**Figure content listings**

********************

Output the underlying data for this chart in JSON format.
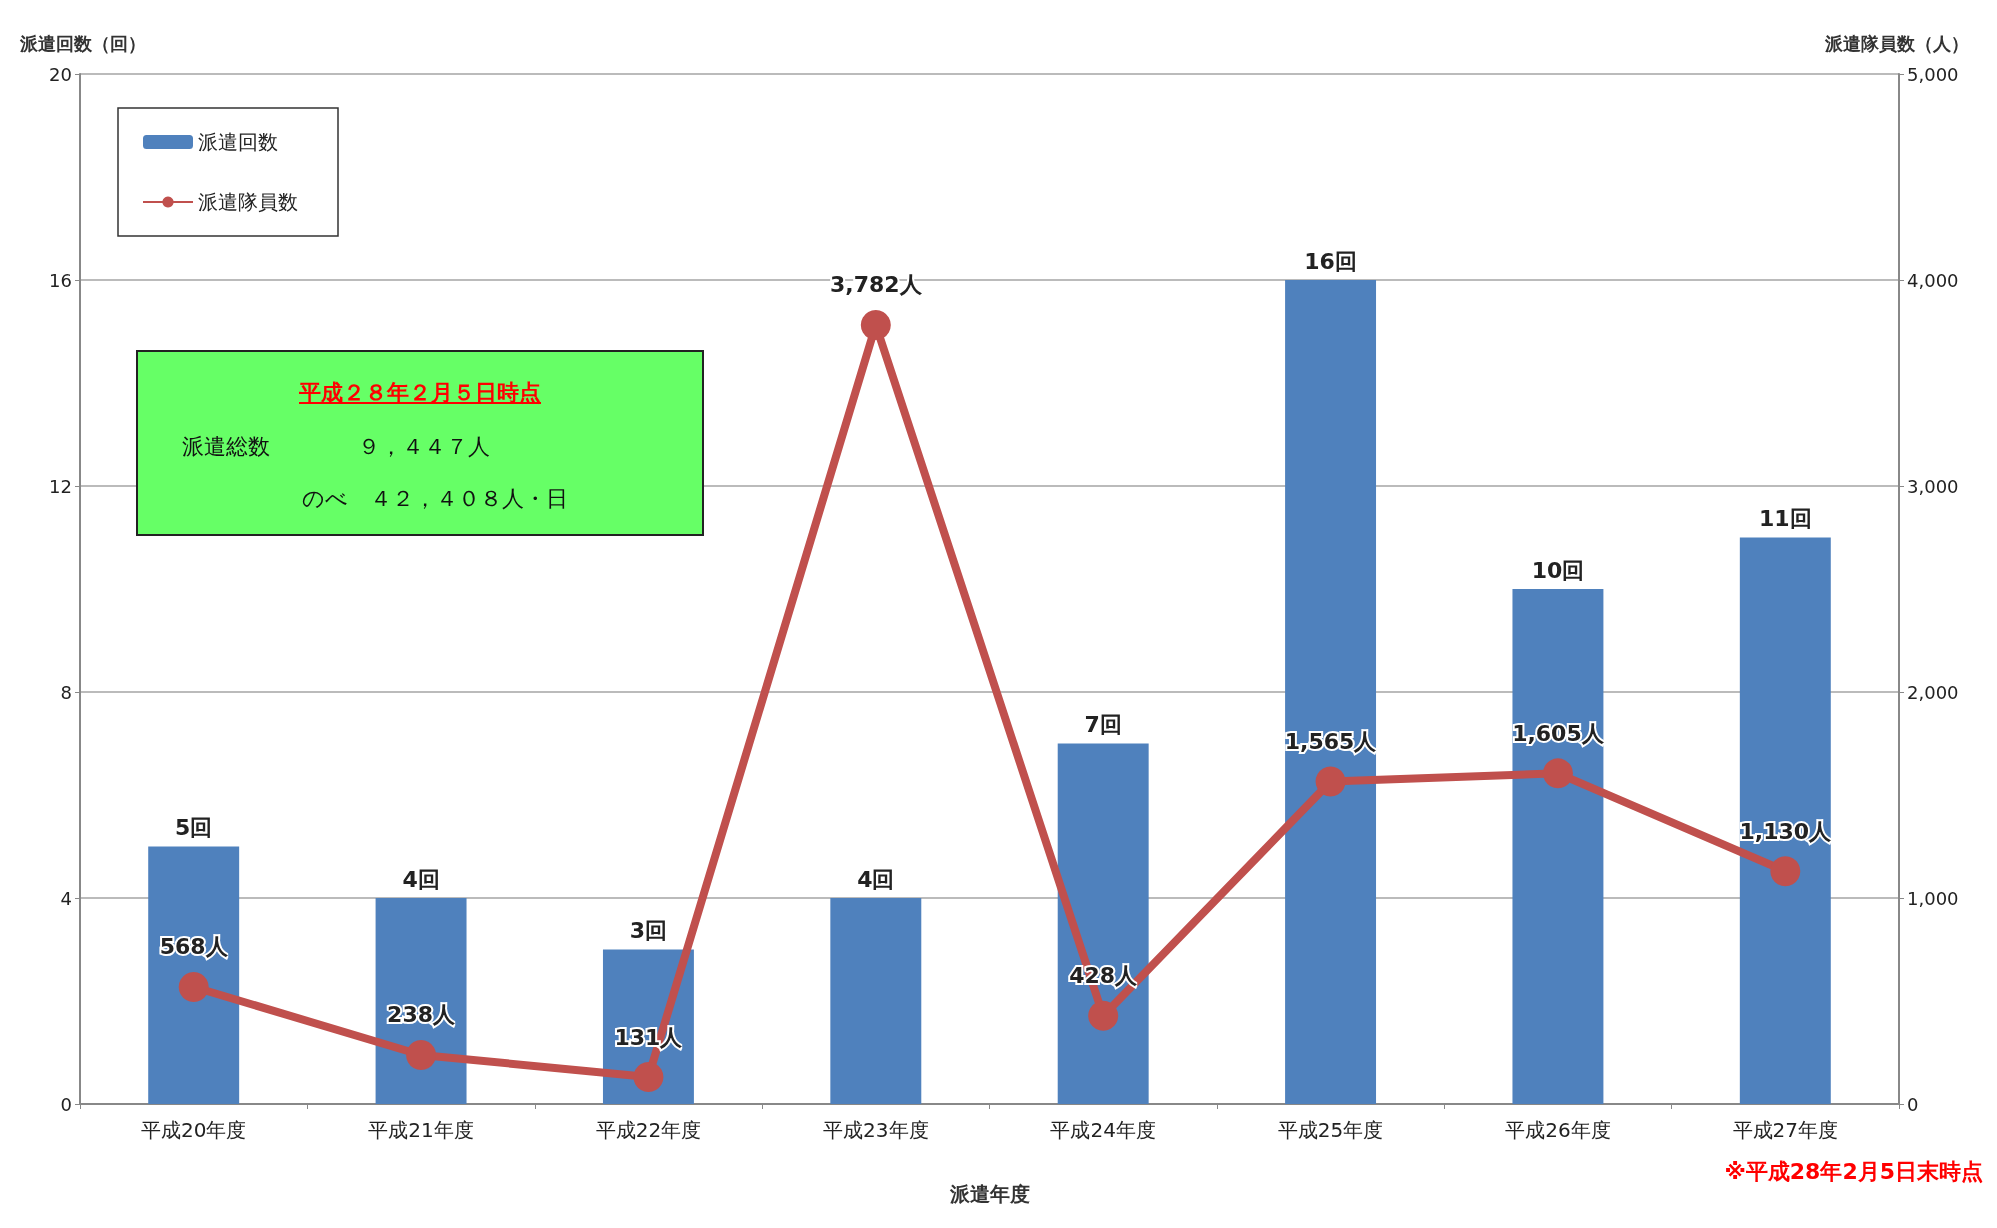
{
  "chart_data": {
    "type": "bar",
    "xlabel": "派遣年度",
    "ylabel": "派遣回数（回）",
    "y2label": "派遣隊員数（人）",
    "categories": [
      "平成20年度",
      "平成21年度",
      "平成22年度",
      "平成23年度",
      "平成24年度",
      "平成25年度",
      "平成26年度",
      "平成27年度"
    ],
    "series": [
      {
        "name": "派遣回数",
        "color": "#4f81bd",
        "values": [
          5,
          4,
          3,
          4,
          7,
          16,
          10,
          11
        ],
        "value_labels": [
          "5回",
          "4回",
          "3回",
          "4回",
          "7回",
          "16回",
          "10回",
          "11回"
        ]
      },
      {
        "name": "派遣隊員数",
        "type": "line",
        "axis": "y2",
        "color": "#c0504d",
        "marker": "circle",
        "values": [
          568,
          238,
          131,
          3782,
          428,
          1565,
          1605,
          1130
        ],
        "value_labels": [
          "568人",
          "238人",
          "131人",
          "3,782人",
          "428人",
          "1,565人",
          "1,605人",
          "1,130人"
        ]
      }
    ],
    "ylim": [
      0,
      20
    ],
    "yticks": [
      0,
      4,
      8,
      12,
      16,
      20
    ],
    "y2lim": [
      0,
      5000
    ],
    "y2ticks": [
      0,
      {
        "value": 1000,
        "label": "1,000"
      },
      {
        "value": 2000,
        "label": "2,000"
      },
      {
        "value": 3000,
        "label": "3,000"
      },
      {
        "value": 4000,
        "label": "4,000"
      },
      {
        "value": 5000,
        "label": "5,000"
      }
    ],
    "grid": "y",
    "legend": "top left",
    "annotations": [
      "平成２８年２月５日時点",
      "派遣総数　　　　９，４４７人",
      "のべ　４２，４０８人・日",
      "※平成28年2月5日末時点"
    ]
  }
}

********************

**WHAT THE TASK REQUIRES**
Reproduce all the entries that precede this task, word for word, minus any pictures.

**CORRECT ANSWER**
Output the underlying data for this chart in JSON format.
{
  "chart_data": {
    "type": "bar",
    "xlabel": "派遣年度",
    "ylabel": "派遣回数（回）",
    "y2label": "派遣隊員数（人）",
    "categories": [
      "平成20年度",
      "平成21年度",
      "平成22年度",
      "平成23年度",
      "平成24年度",
      "平成25年度",
      "平成26年度",
      "平成27年度"
    ],
    "series": [
      {
        "name": "派遣回数",
        "color": "#4f81bd",
        "values": [
          5,
          4,
          3,
          4,
          7,
          16,
          10,
          11
        ],
        "value_labels": [
          "5回",
          "4回",
          "3回",
          "4回",
          "7回",
          "16回",
          "10回",
          "11回"
        ]
      },
      {
        "name": "派遣隊員数",
        "type": "line",
        "axis": "y2",
        "color": "#c0504d",
        "marker": "circle",
        "values": [
          568,
          238,
          131,
          3782,
          428,
          1565,
          1605,
          1130
        ],
        "value_labels": [
          "568人",
          "238人",
          "131人",
          "3,782人",
          "428人",
          "1,565人",
          "1,605人",
          "1,130人"
        ]
      }
    ],
    "ylim": [
      0,
      20
    ],
    "yticks": [
      0,
      4,
      8,
      12,
      16,
      20
    ],
    "y2lim": [
      0,
      5000
    ],
    "y2ticks": [
      0,
      {
        "value": 1000,
        "label": "1,000"
      },
      {
        "value": 2000,
        "label": "2,000"
      },
      {
        "value": 3000,
        "label": "3,000"
      },
      {
        "value": 4000,
        "label": "4,000"
      },
      {
        "value": 5000,
        "label": "5,000"
      }
    ],
    "grid": "y",
    "legend": "top left",
    "annotations": [
      "平成２８年２月５日時点",
      "派遣総数　　　　９，４４７人",
      "のべ　４２，４０８人・日",
      "※平成28年2月5日末時点"
    ]
  }
}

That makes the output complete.